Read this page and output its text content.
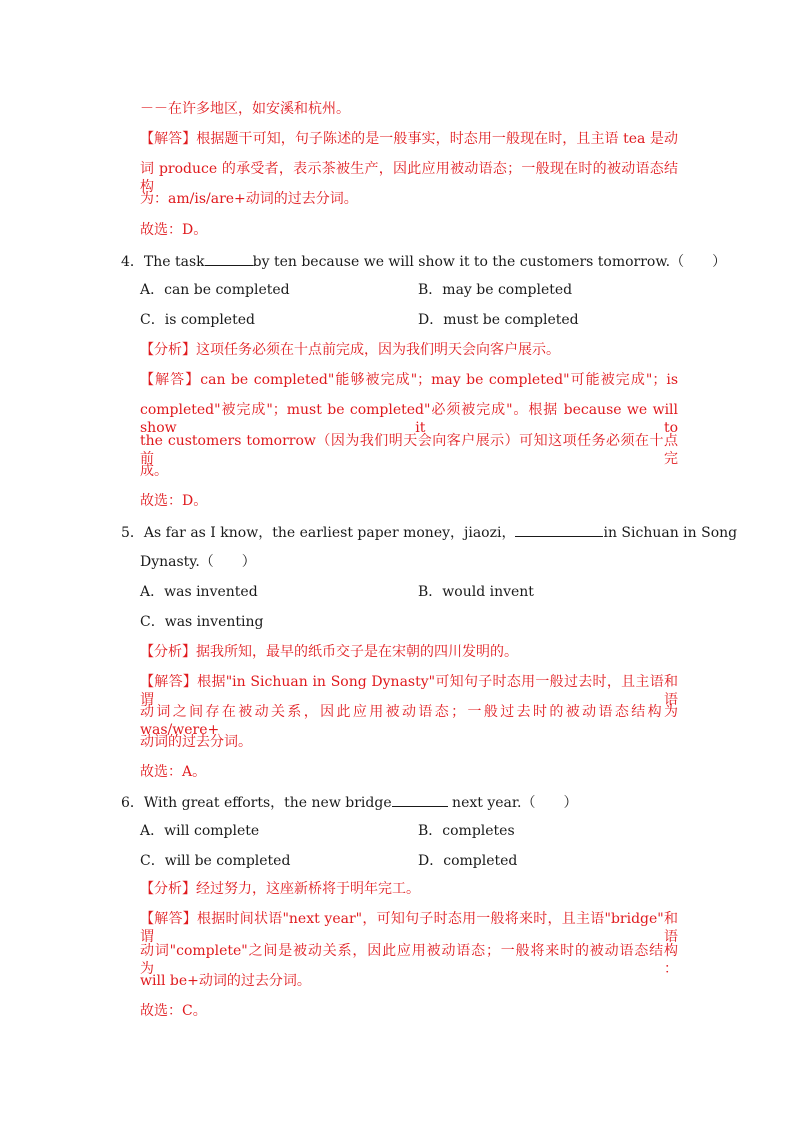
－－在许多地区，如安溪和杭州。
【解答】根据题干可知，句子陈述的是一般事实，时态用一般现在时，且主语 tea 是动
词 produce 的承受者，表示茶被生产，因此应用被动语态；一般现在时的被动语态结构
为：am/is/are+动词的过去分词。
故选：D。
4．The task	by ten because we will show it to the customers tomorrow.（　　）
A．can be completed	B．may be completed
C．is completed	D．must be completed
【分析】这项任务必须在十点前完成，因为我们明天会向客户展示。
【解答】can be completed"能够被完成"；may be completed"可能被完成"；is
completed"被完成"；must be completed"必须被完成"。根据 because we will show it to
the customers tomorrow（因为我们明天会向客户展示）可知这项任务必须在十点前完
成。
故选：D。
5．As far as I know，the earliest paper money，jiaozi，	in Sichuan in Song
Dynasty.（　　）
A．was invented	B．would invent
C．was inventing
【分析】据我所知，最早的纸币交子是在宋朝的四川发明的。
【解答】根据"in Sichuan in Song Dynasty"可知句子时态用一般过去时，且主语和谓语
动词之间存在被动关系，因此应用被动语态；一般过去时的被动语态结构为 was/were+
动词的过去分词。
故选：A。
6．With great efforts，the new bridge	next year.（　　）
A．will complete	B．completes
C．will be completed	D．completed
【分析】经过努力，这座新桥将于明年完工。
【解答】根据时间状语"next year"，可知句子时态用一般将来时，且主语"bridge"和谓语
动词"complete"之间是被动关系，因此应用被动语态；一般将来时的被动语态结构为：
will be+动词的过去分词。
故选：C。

* TASK DETAILS
Images must not appear in the copy; reproduce everything else in the records verbatim.

* FINISHED EXERCISE
Read this page and output its text content.
－－在许多地区，如安溪和杭州。
【解答】根据题干可知，句子陈述的是一般事实，时态用一般现在时，且主语 tea 是动
词 produce 的承受者，表示茶被生产，因此应用被动语态；一般现在时的被动语态结构
为：am/is/are+动词的过去分词。
故选：D。
4．The task	by ten because we will show it to the customers tomorrow.（　　）
A．can be completed	B．may be completed
C．is completed	D．must be completed
【分析】这项任务必须在十点前完成，因为我们明天会向客户展示。
【解答】can be completed"能够被完成"；may be completed"可能被完成"；is
completed"被完成"；must be completed"必须被完成"。根据 because we will show it to
the customers tomorrow（因为我们明天会向客户展示）可知这项任务必须在十点前完
成。
故选：D。
5．As far as I know，the earliest paper money，jiaozi，	in Sichuan in Song
Dynasty.（　　）
A．was invented	B．would invent
C．was inventing
【分析】据我所知，最早的纸币交子是在宋朝的四川发明的。
【解答】根据"in Sichuan in Song Dynasty"可知句子时态用一般过去时，且主语和谓语
动词之间存在被动关系，因此应用被动语态；一般过去时的被动语态结构为 was/were+
动词的过去分词。
故选：A。
6．With great efforts，the new bridge	next year.（　　）
A．will complete	B．completes
C．will be completed	D．completed
【分析】经过努力，这座新桥将于明年完工。
【解答】根据时间状语"next year"，可知句子时态用一般将来时，且主语"bridge"和谓语
动词"complete"之间是被动关系，因此应用被动语态；一般将来时的被动语态结构为：
will be+动词的过去分词。
故选：C。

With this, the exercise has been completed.